==== PROVIDED DATA ====

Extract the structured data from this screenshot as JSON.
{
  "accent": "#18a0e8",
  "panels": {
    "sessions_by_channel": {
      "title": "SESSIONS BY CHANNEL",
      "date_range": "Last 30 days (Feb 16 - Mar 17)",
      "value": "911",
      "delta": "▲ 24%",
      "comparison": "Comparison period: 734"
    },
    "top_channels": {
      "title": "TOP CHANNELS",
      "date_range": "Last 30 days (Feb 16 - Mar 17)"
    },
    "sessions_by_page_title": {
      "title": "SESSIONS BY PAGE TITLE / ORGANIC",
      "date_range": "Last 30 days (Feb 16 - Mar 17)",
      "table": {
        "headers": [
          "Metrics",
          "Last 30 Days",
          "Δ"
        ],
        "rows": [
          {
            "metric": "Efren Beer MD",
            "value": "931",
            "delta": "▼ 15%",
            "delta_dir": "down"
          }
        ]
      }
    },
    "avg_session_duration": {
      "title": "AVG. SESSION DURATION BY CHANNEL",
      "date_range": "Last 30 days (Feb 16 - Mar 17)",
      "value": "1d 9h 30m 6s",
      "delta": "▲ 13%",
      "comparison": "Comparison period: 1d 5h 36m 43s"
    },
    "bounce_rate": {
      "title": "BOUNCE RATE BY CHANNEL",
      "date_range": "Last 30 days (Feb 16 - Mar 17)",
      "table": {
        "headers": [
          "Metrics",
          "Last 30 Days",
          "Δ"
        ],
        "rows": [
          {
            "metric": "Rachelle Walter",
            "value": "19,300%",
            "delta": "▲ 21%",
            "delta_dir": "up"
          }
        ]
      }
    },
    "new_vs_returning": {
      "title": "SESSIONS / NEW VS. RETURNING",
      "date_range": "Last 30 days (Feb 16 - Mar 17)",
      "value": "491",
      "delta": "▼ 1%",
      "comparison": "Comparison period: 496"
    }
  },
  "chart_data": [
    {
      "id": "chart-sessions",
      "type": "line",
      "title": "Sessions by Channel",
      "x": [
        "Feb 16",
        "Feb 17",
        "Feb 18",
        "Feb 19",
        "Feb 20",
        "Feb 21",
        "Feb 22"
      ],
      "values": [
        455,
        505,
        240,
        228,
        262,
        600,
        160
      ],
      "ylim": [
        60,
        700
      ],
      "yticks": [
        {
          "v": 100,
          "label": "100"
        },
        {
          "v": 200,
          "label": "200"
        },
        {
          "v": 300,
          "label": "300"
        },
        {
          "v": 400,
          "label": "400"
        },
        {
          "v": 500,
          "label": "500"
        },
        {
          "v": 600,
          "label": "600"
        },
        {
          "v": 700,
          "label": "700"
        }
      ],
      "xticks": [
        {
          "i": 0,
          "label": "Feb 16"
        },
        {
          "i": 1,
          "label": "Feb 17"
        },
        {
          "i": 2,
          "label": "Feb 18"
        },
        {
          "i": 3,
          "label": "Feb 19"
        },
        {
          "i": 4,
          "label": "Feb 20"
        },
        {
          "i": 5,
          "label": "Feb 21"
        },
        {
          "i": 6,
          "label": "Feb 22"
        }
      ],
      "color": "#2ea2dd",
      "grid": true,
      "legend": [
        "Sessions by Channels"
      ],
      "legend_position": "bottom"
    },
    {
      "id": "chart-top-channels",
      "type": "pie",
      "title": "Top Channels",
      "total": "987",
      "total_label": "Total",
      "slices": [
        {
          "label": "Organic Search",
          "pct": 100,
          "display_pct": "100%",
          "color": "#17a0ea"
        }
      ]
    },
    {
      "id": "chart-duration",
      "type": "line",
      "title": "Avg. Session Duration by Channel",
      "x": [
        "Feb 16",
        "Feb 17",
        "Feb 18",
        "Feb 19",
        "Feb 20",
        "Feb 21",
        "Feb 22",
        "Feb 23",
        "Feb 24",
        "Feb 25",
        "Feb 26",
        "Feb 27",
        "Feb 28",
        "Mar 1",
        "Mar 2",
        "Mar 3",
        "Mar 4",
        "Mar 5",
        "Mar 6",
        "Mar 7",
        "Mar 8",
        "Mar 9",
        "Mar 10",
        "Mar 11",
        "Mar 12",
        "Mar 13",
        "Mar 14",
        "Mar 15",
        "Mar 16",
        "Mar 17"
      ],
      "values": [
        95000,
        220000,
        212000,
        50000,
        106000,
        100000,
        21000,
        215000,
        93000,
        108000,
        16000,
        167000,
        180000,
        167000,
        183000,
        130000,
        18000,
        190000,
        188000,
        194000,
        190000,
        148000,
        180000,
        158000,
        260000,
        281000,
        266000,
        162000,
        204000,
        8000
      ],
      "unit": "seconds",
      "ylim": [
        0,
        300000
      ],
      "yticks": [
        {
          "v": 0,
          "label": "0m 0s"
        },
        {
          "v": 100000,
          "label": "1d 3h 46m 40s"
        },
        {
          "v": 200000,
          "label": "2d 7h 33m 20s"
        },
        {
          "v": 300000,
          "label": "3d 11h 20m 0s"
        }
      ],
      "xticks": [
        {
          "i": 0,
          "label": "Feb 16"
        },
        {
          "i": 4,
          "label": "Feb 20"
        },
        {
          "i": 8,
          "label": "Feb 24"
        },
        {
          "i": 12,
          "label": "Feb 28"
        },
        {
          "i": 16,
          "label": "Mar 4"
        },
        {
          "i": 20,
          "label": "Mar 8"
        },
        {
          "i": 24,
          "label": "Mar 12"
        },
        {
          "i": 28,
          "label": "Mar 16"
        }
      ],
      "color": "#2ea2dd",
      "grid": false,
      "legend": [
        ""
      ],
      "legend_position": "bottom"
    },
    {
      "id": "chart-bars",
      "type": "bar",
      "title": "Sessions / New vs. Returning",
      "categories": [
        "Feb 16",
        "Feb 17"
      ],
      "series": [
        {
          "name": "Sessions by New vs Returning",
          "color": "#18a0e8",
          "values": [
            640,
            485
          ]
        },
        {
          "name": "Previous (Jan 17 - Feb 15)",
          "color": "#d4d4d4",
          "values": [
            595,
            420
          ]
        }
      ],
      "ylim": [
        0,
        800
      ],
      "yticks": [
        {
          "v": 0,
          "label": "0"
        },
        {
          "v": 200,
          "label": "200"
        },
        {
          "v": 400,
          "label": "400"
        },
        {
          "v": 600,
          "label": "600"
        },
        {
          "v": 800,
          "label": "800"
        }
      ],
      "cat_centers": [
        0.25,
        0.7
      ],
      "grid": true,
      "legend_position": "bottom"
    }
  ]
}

====

> **GIVEN INSTRUCTION**
Pull out every line containing "color".

> **FULL RESPONSE**
      "color": "#2ea2dd",
          "color": "#17a0ea"
      "color": "#2ea2dd",
          "color": "#18a0e8",
          "color": "#d4d4d4",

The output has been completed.